*EXERCISE DESCRIPTION*:
Extract every line below that contains the word "title".
==============================
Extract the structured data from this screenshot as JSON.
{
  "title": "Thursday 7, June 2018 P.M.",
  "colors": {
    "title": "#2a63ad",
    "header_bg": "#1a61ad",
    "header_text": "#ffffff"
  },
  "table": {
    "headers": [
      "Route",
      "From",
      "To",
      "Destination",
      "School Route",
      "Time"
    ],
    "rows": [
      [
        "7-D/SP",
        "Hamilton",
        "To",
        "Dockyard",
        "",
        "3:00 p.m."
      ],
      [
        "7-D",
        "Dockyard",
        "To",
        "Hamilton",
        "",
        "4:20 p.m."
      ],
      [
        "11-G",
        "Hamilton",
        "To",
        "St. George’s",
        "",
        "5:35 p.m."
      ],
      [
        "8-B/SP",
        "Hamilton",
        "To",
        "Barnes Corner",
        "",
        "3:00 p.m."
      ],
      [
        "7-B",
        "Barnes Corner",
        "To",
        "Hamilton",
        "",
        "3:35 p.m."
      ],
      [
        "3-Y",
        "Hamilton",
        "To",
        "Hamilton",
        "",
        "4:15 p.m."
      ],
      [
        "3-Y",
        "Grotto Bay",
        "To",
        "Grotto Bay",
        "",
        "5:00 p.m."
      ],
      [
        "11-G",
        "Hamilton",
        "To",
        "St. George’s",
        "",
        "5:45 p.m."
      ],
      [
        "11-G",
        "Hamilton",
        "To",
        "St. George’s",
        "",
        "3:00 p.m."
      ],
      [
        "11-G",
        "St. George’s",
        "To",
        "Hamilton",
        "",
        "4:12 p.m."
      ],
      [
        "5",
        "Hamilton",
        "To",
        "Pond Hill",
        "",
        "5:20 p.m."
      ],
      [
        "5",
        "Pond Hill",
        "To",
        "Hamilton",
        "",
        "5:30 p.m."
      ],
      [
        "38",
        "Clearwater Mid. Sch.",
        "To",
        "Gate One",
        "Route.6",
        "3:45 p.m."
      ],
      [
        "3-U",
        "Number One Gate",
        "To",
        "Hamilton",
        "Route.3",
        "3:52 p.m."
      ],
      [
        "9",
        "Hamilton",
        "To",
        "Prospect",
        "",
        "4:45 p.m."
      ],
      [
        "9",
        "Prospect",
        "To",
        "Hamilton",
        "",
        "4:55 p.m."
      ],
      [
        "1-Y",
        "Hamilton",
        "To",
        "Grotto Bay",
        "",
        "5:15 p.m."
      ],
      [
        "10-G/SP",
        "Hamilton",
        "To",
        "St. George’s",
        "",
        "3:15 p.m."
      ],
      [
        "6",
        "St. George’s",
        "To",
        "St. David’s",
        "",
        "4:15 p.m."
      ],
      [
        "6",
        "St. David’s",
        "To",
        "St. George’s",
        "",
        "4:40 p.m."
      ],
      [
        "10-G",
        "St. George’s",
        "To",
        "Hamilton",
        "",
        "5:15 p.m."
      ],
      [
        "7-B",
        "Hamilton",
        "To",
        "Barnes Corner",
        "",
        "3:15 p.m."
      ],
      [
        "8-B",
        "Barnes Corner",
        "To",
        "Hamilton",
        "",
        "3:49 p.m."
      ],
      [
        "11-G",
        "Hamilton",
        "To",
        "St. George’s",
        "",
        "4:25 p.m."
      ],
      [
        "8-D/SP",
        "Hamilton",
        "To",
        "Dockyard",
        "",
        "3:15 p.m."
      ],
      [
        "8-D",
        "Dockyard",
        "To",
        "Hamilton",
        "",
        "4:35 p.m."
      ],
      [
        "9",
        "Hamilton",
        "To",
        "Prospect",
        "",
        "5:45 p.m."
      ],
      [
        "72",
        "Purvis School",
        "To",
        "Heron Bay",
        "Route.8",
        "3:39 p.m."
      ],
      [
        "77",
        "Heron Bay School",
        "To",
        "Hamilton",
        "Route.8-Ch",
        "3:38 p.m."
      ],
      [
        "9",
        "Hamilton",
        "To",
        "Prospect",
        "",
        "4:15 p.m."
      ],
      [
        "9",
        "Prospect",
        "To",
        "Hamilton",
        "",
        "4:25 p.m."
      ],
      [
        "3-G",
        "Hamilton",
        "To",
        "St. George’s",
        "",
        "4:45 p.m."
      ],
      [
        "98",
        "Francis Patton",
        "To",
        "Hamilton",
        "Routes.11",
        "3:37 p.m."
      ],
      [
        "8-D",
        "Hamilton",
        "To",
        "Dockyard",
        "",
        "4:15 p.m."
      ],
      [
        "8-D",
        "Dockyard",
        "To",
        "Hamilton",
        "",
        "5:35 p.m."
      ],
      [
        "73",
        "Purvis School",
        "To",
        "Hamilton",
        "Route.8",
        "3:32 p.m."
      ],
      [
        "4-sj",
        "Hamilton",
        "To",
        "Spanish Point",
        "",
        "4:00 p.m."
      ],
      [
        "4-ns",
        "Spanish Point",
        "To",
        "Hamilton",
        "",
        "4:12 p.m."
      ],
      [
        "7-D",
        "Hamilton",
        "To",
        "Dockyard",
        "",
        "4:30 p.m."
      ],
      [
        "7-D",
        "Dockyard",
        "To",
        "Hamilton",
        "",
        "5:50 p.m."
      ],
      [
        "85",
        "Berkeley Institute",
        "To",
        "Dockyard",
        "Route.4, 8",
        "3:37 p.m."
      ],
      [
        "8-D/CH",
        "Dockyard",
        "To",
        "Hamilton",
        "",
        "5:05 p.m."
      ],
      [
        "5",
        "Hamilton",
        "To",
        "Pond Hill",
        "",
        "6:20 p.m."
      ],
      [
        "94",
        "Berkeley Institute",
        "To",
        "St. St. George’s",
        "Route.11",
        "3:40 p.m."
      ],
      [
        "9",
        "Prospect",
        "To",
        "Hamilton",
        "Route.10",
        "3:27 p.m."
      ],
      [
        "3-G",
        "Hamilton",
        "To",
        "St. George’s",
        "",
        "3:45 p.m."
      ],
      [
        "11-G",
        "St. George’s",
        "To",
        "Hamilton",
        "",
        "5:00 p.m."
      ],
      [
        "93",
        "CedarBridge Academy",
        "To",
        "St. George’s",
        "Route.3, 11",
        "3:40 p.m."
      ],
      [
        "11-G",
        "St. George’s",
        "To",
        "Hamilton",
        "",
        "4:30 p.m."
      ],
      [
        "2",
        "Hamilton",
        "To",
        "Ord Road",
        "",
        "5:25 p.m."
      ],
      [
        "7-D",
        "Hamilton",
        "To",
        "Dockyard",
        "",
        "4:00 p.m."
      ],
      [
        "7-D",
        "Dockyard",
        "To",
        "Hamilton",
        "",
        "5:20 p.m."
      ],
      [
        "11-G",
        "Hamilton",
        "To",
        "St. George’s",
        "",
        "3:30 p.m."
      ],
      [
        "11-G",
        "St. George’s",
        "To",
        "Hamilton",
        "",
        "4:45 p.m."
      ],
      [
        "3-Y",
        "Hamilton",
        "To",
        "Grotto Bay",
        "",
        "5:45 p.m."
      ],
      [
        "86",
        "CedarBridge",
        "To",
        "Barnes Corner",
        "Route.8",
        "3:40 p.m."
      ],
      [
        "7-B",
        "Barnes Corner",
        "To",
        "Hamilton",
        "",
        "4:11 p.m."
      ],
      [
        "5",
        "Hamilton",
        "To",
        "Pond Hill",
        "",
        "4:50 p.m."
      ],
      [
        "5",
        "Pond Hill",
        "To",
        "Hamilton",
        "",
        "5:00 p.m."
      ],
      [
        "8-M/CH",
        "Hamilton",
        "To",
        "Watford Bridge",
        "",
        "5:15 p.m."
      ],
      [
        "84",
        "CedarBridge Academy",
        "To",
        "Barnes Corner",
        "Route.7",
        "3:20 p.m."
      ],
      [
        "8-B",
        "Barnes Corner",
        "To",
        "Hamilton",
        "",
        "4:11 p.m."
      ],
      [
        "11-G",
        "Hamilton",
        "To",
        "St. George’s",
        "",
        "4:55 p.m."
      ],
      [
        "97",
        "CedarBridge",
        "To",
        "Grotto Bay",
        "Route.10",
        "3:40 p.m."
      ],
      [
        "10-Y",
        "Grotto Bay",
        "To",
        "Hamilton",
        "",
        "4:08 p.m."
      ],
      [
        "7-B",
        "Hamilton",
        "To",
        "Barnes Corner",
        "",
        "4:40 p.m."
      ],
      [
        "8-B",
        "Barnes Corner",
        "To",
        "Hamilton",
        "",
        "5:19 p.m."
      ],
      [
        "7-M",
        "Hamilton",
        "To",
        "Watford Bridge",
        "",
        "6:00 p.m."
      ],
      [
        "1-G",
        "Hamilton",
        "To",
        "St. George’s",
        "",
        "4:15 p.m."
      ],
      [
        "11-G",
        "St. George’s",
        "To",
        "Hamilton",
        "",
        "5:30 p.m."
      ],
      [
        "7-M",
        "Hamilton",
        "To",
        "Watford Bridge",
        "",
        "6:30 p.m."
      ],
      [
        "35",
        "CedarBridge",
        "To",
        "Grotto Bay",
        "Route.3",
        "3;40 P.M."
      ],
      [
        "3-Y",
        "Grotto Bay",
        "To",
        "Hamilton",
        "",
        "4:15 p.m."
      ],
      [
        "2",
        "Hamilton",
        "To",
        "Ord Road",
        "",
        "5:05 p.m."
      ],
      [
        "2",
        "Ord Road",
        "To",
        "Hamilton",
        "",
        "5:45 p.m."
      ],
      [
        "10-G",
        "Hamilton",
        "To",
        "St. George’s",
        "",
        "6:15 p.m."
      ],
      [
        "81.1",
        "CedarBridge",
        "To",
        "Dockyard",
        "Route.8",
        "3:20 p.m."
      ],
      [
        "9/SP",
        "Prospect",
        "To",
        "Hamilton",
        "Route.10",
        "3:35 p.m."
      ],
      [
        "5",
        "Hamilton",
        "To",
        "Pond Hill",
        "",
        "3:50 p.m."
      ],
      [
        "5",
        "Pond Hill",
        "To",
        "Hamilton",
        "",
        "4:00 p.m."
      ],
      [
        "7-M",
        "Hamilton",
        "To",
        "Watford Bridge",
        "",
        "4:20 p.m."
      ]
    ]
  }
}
==============================
*IN RESPONSE*:
  "title": "Thursday 7, June 2018 P.M.",
    "title": "#2a63ad",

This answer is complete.